→ **RECORD EXCERPTS**:

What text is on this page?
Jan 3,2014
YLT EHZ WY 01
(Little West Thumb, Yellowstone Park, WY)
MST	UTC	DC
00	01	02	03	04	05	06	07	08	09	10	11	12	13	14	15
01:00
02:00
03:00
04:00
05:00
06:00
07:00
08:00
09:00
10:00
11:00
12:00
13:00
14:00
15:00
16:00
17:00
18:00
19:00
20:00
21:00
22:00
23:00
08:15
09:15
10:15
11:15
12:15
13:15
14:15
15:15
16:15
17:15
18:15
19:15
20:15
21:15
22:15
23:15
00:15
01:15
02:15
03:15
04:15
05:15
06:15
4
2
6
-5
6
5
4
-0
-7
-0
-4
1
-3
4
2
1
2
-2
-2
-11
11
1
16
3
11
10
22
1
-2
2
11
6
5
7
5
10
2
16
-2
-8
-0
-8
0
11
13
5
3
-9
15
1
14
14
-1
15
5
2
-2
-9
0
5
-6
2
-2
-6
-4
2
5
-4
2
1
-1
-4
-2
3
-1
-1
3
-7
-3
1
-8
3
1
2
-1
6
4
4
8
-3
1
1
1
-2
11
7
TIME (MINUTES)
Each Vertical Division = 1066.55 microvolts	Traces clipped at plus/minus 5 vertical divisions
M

→ **BRIEF**: Set down the material above again, word for word.

→ **EXERCISE RESPONSE**:
What text is on this page?
Jan 3,2014
YLT EHZ WY 01
(Little West Thumb, Yellowstone Park, WY)
MST	UTC	DC
00	01	02	03	04	05	06	07	08	09	10	11	12	13	14	15
01:00
02:00
03:00
04:00
05:00
06:00
07:00
08:00
09:00
10:00
11:00
12:00
13:00
14:00
15:00
16:00
17:00
18:00
19:00
20:00
21:00
22:00
23:00
08:15
09:15
10:15
11:15
12:15
13:15
14:15
15:15
16:15
17:15
18:15
19:15
20:15
21:15
22:15
23:15
00:15
01:15
02:15
03:15
04:15
05:15
06:15
4
2
6
-5
6
5
4
-0
-7
-0
-4
1
-3
4
2
1
2
-2
-2
-11
11
1
16
3
11
10
22
1
-2
2
11
6
5
7
5
10
2
16
-2
-8
-0
-8
0
11
13
5
3
-9
15
1
14
14
-1
15
5
2
-2
-9
0
5
-6
2
-2
-6
-4
2
5
-4
2
1
-1
-4
-2
3
-1
-1
3
-7
-3
1
-8
3
1
2
-1
6
4
4
8
-3
1
1
1
-2
11
7
TIME (MINUTES)
Each Vertical Division = 1066.55 microvolts	Traces clipped at plus/minus 5 vertical divisions
M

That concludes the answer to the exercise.